The remaining intestine doesn’t stay static after surgery. It goes through a well-documented adaptation process in three phases.

The acute phase begins immediately after surgery and lasts roughly three to four months. During this period, the gut is essentially in shock. Diarrhea and malabsorption are at their worst, and most people depend heavily on intravenous nutrition.

The adaptation phase follows and can last 12 to 24 months. This is when the remaining bowel actively remodels itself. The villi, tiny finger-like projections that line the intestinal wall and absorb nutrients, grow longer and thicker. The intestine may also widen slightly. These structural changes increase the total absorptive surface area. At the same time, the gut slows its motility, giving food more contact time with the intestinal wall. The practical result is that many people can gradually reduce their dependence on intravenous feeding during this window.

### GIVEN DATA

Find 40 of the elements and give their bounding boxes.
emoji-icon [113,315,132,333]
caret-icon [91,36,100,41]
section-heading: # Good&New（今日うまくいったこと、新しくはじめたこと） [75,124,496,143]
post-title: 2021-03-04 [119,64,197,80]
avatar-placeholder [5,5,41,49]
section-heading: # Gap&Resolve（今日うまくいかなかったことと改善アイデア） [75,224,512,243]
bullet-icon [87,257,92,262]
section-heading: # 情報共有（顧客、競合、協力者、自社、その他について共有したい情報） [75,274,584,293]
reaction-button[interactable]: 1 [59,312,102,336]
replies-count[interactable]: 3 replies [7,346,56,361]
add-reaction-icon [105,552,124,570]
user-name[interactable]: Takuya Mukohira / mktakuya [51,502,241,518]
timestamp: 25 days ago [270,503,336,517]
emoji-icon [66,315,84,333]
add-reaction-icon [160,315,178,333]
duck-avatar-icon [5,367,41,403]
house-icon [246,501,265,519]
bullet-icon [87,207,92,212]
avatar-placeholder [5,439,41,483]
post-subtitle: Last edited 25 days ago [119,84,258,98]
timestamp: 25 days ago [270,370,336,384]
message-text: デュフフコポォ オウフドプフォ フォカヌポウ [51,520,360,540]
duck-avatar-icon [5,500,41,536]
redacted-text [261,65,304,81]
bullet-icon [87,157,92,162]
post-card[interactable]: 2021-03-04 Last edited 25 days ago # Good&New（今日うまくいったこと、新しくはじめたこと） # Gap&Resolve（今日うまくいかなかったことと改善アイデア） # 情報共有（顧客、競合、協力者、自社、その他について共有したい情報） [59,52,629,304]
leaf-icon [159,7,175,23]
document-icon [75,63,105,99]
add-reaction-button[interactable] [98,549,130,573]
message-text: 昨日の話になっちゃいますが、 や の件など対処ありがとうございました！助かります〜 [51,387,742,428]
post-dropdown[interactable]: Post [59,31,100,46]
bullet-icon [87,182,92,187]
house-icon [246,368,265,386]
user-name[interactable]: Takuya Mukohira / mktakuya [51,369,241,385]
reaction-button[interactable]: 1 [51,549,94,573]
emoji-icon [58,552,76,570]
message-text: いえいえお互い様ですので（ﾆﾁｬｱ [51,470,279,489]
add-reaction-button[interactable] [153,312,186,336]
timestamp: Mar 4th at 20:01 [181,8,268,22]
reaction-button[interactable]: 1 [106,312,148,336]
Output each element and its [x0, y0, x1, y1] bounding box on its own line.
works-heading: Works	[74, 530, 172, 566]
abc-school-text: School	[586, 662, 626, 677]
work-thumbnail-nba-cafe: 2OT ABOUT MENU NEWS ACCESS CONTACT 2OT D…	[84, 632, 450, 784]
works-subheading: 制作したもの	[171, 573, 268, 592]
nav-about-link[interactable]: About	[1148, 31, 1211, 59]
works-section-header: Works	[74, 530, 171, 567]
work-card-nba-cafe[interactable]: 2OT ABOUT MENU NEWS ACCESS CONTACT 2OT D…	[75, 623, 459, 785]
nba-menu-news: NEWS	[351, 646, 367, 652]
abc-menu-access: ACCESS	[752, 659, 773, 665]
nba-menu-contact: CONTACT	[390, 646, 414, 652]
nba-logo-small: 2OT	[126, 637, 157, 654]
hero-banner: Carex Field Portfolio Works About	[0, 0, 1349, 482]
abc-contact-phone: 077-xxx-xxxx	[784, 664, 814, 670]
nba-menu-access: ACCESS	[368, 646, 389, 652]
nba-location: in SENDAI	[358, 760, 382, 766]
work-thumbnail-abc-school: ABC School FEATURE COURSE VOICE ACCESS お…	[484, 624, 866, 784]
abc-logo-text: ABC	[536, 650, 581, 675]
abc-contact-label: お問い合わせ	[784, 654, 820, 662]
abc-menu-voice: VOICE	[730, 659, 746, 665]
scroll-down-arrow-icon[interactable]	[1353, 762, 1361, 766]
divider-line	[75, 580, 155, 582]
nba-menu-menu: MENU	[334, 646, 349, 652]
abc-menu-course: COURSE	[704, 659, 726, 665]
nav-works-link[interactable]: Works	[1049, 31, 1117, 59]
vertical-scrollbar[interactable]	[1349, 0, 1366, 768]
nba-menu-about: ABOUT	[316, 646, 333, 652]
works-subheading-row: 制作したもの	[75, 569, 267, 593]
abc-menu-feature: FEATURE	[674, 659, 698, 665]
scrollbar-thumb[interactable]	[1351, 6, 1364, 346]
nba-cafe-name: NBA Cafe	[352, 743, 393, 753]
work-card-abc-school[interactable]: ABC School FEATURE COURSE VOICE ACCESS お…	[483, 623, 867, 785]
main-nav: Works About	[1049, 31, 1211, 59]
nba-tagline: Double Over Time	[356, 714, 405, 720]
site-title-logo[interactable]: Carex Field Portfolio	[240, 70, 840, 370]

### WHAT NEEDS TO BE DONE
Answer from the text on intestinal adaptation after surgery:
1. How long does the acute phase last?
2. How long can the adaptation phase last?
3. What happens to the villi during the adaptation phase?
The items have no connection to the text on intestinal adaptation.

### SOLUTION TO THIS PROBLEM
1. Roughly three to four months.
2. 12 to 24 months.
3. They grow longer and thicker.